Omit all images. Transcribe the rest of the material below exactly.

-- -- --

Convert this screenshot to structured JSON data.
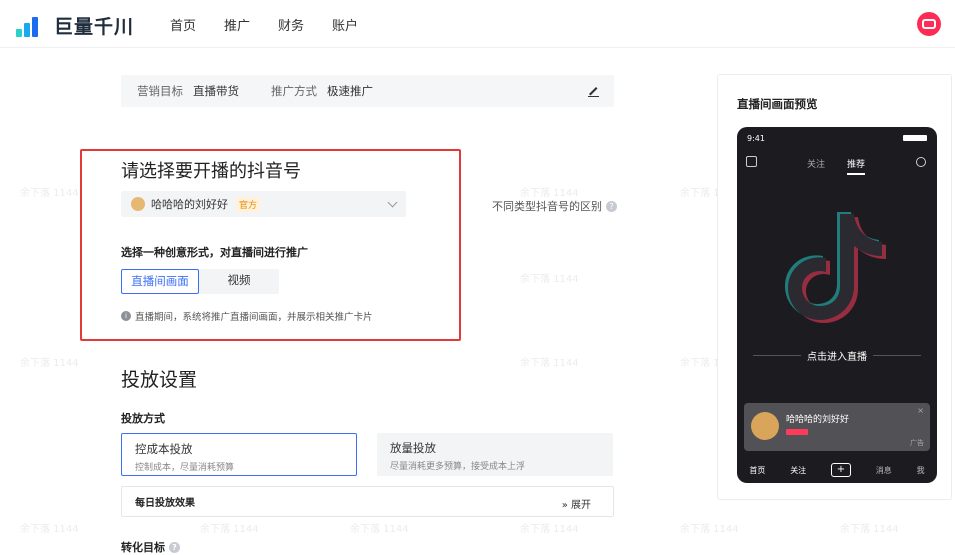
{
  "header": {
    "brand": "巨量千川",
    "nav": [
      "首页",
      "推广",
      "财务",
      "账户"
    ]
  },
  "summary": {
    "goal_key": "营销目标",
    "goal_val": "直播带货",
    "mode_key": "推广方式",
    "mode_val": "极速推广"
  },
  "account_section": {
    "title": "请选择要开播的抖音号",
    "account_name": "哈哈哈的刘好好",
    "account_tag": "官方",
    "help_text": "不同类型抖音号的区别",
    "creative_title": "选择一种创意形式，对直播间进行推广",
    "creative_options": [
      "直播间画面",
      "视频"
    ],
    "info_text": "直播期间，系统将推广直播间画面，并展示相关推广卡片"
  },
  "delivery": {
    "title": "投放设置",
    "method_label": "投放方式",
    "cards": [
      {
        "title": "控成本投放",
        "desc": "控制成本，尽量消耗预算"
      },
      {
        "title": "放量投放",
        "desc": "尽量消耗更多预算，接受成本上浮"
      }
    ],
    "daily_label": "每日投放效果",
    "expand_label": "展开",
    "conversion_label": "转化目标"
  },
  "preview": {
    "title": "直播间画面预览",
    "time": "9:41",
    "tabs": [
      "关注",
      "推荐"
    ],
    "live_text": "点击进入直播",
    "card_name": "哈哈哈的刘好好",
    "card_close": "×",
    "card_ad": "广告",
    "bottom": [
      "首页",
      "关注",
      "+",
      "消息",
      "我"
    ]
  },
  "watermark": "余下落 1144",
  "colors": {
    "accent": "#3c6ff5",
    "highlight": "#e53935",
    "brand_red": "#fe2c55"
  }
}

-- -- --

[SOLUTION TO THIS PROBLEM]
Convert this screenshot to structured JSON data.
{
  "header": {
    "brand": "巨量千川",
    "nav": [
      "首页",
      "推广",
      "财务",
      "账户"
    ]
  },
  "summary": {
    "goal_key": "营销目标",
    "goal_val": "直播带货",
    "mode_key": "推广方式",
    "mode_val": "极速推广"
  },
  "account_section": {
    "title": "请选择要开播的抖音号",
    "account_name": "哈哈哈的刘好好",
    "account_tag": "官方",
    "help_text": "不同类型抖音号的区别",
    "creative_title": "选择一种创意形式，对直播间进行推广",
    "creative_options": [
      "直播间画面",
      "视频"
    ],
    "info_text": "直播期间，系统将推广直播间画面，并展示相关推广卡片"
  },
  "delivery": {
    "title": "投放设置",
    "method_label": "投放方式",
    "cards": [
      {
        "title": "控成本投放",
        "desc": "控制成本，尽量消耗预算"
      },
      {
        "title": "放量投放",
        "desc": "尽量消耗更多预算，接受成本上浮"
      }
    ],
    "daily_label": "每日投放效果",
    "expand_label": "展开",
    "conversion_label": "转化目标"
  },
  "preview": {
    "title": "直播间画面预览",
    "time": "9:41",
    "tabs": [
      "关注",
      "推荐"
    ],
    "live_text": "点击进入直播",
    "card_name": "哈哈哈的刘好好",
    "card_close": "×",
    "card_ad": "广告",
    "bottom": [
      "首页",
      "关注",
      "+",
      "消息",
      "我"
    ]
  },
  "watermark": "余下落 1144",
  "colors": {
    "accent": "#3c6ff5",
    "highlight": "#e53935",
    "brand_red": "#fe2c55"
  }
}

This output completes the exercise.